EXERCISE TASK: Reproduce every line of the data below without any changes.

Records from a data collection
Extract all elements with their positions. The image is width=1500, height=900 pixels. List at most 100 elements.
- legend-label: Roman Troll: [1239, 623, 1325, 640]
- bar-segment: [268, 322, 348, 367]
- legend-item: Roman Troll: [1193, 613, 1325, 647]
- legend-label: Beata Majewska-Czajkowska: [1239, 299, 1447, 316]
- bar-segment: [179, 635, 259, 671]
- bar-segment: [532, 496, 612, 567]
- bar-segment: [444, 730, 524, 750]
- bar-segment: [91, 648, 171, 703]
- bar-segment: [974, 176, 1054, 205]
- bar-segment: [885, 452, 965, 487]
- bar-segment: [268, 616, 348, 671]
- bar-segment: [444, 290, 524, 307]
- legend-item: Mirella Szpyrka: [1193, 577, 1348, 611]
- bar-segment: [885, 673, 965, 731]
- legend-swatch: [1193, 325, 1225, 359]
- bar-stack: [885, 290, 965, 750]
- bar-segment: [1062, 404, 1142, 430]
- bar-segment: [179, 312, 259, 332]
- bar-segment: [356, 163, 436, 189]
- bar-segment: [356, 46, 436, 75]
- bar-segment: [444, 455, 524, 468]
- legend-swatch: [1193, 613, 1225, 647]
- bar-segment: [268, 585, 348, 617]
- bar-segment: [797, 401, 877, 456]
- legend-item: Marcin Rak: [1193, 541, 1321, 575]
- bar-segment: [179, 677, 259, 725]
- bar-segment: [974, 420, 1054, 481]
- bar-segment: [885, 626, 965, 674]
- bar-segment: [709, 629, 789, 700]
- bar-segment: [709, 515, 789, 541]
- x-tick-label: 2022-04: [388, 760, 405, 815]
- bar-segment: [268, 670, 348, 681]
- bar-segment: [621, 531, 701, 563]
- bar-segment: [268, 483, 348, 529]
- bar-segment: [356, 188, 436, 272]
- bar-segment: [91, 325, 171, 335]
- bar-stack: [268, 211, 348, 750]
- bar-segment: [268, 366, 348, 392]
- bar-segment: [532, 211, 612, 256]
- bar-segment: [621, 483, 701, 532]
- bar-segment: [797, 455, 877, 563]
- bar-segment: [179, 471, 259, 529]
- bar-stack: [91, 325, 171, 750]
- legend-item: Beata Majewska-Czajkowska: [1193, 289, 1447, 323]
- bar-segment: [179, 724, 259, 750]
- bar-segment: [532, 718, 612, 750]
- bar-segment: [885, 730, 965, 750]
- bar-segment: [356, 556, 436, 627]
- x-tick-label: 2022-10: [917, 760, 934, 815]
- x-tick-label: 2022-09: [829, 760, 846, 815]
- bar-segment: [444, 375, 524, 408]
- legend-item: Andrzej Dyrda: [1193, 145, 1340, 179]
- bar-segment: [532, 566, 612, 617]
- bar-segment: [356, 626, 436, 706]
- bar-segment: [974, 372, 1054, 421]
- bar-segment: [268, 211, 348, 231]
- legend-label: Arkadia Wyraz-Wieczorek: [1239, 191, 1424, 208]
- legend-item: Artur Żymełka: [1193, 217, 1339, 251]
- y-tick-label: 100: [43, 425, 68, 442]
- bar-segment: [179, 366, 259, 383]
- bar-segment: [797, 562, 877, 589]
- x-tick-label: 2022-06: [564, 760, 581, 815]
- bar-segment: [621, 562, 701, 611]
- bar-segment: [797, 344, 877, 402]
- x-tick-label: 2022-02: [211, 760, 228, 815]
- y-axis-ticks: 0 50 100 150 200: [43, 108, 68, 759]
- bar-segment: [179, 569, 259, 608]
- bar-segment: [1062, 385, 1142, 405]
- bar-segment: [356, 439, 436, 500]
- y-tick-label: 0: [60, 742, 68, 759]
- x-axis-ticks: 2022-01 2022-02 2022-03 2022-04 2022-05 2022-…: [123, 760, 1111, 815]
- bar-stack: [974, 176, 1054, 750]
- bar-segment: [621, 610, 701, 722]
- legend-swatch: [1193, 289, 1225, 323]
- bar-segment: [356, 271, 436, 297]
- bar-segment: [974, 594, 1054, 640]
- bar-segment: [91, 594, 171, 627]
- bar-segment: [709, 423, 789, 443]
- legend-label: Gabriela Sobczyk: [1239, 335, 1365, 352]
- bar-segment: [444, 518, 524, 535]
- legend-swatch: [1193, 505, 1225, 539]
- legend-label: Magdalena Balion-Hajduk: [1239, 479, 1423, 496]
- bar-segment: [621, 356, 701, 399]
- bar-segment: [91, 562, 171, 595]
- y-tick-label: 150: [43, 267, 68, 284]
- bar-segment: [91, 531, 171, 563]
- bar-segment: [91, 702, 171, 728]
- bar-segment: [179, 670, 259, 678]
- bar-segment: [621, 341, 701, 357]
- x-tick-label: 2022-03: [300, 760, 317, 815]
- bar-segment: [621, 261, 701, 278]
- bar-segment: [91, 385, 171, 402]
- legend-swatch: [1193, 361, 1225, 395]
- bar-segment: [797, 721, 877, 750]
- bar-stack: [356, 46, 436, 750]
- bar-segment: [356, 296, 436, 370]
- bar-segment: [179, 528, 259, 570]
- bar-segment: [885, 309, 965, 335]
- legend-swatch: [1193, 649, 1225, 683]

RESPONSE TO THIS EXERCISE:
Extract all elements with their positions. The image is width=1500, height=900 pixels. List at most 100 elements.
- legend-label: Roman Troll: [1239, 623, 1325, 640]
- bar-segment: [268, 322, 348, 367]
- legend-item: Roman Troll: [1193, 613, 1325, 647]
- legend-label: Beata Majewska-Czajkowska: [1239, 299, 1447, 316]
- bar-segment: [179, 635, 259, 671]
- bar-segment: [532, 496, 612, 567]
- bar-segment: [444, 730, 524, 750]
- bar-segment: [91, 648, 171, 703]
- bar-segment: [974, 176, 1054, 205]
- bar-segment: [885, 452, 965, 487]
- bar-segment: [268, 616, 348, 671]
- bar-segment: [444, 290, 524, 307]
- legend-item: Mirella Szpyrka: [1193, 577, 1348, 611]
- bar-segment: [885, 673, 965, 731]
- legend-swatch: [1193, 325, 1225, 359]
- bar-stack: [885, 290, 965, 750]
- bar-segment: [1062, 404, 1142, 430]
- bar-segment: [179, 312, 259, 332]
- bar-segment: [356, 163, 436, 189]
- bar-segment: [356, 46, 436, 75]
- bar-segment: [444, 455, 524, 468]
- legend-swatch: [1193, 613, 1225, 647]
- bar-segment: [268, 585, 348, 617]
- bar-segment: [797, 401, 877, 456]
- legend-item: Marcin Rak: [1193, 541, 1321, 575]
- bar-segment: [179, 677, 259, 725]
- bar-segment: [974, 420, 1054, 481]
- bar-segment: [885, 626, 965, 674]
- bar-segment: [709, 629, 789, 700]
- bar-segment: [709, 515, 789, 541]
- x-tick-label: 2022-04: [388, 760, 405, 815]
- bar-segment: [268, 670, 348, 681]
- bar-segment: [621, 531, 701, 563]
- bar-segment: [268, 483, 348, 529]
- bar-segment: [356, 188, 436, 272]
- bar-segment: [91, 325, 171, 335]
- bar-stack: [268, 211, 348, 750]
- bar-segment: [268, 366, 348, 392]
- bar-segment: [532, 211, 612, 256]
- bar-segment: [621, 483, 701, 532]
- bar-segment: [797, 455, 877, 563]
- bar-segment: [179, 471, 259, 529]
- bar-stack: [91, 325, 171, 750]
- legend-item: Beata Majewska-Czajkowska: [1193, 289, 1447, 323]
- bar-segment: [179, 724, 259, 750]
- bar-segment: [532, 718, 612, 750]
- bar-segment: [885, 730, 965, 750]
- bar-segment: [356, 556, 436, 627]
- x-tick-label: 2022-10: [917, 760, 934, 815]
- x-tick-label: 2022-09: [829, 760, 846, 815]
- bar-segment: [444, 375, 524, 408]
- legend-item: Andrzej Dyrda: [1193, 145, 1340, 179]
- bar-segment: [532, 566, 612, 617]
- bar-segment: [356, 626, 436, 706]
- bar-segment: [974, 372, 1054, 421]
- bar-segment: [268, 211, 348, 231]
- legend-label: Arkadia Wyraz-Wieczorek: [1239, 191, 1424, 208]
- legend-item: Artur Żymełka: [1193, 217, 1339, 251]
- y-tick-label: 100: [43, 425, 68, 442]
- bar-segment: [179, 366, 259, 383]
- bar-segment: [797, 562, 877, 589]
- x-tick-label: 2022-06: [564, 760, 581, 815]
- bar-segment: [621, 562, 701, 611]
- bar-segment: [797, 344, 877, 402]
- x-tick-label: 2022-02: [211, 760, 228, 815]
- y-axis-ticks: 0 50 100 150 200: [43, 108, 68, 759]
- bar-segment: [179, 569, 259, 608]
- bar-segment: [1062, 385, 1142, 405]
- bar-segment: [356, 439, 436, 500]
- y-tick-label: 0: [60, 742, 68, 759]
- x-axis-ticks: 2022-01 2022-02 2022-03 2022-04 2022-05 2022-…: [123, 760, 1111, 815]
- bar-stack: [974, 176, 1054, 750]
- bar-segment: [621, 610, 701, 722]
- legend-swatch: [1193, 289, 1225, 323]
- bar-segment: [356, 271, 436, 297]
- bar-segment: [974, 594, 1054, 640]
- bar-segment: [91, 594, 171, 627]
- bar-segment: [709, 423, 789, 443]
- legend-label: Gabriela Sobczyk: [1239, 335, 1365, 352]
- bar-segment: [444, 518, 524, 535]
- legend-swatch: [1193, 505, 1225, 539]
- legend-label: Magdalena Balion-Hajduk: [1239, 479, 1423, 496]
- bar-segment: [621, 356, 701, 399]
- bar-segment: [91, 562, 171, 595]
- y-tick-label: 150: [43, 267, 68, 284]
- bar-segment: [91, 531, 171, 563]
- bar-segment: [91, 702, 171, 728]
- bar-segment: [179, 670, 259, 678]
- bar-segment: [621, 341, 701, 357]
- x-tick-label: 2022-03: [300, 760, 317, 815]
- bar-segment: [621, 261, 701, 278]
- bar-segment: [91, 385, 171, 402]
- legend-swatch: [1193, 361, 1225, 395]
- bar-segment: [797, 721, 877, 750]
- bar-stack: [356, 46, 436, 750]
- bar-segment: [356, 296, 436, 370]
- bar-segment: [179, 528, 259, 570]
- bar-segment: [885, 309, 965, 335]
- legend-swatch: [1193, 649, 1225, 683]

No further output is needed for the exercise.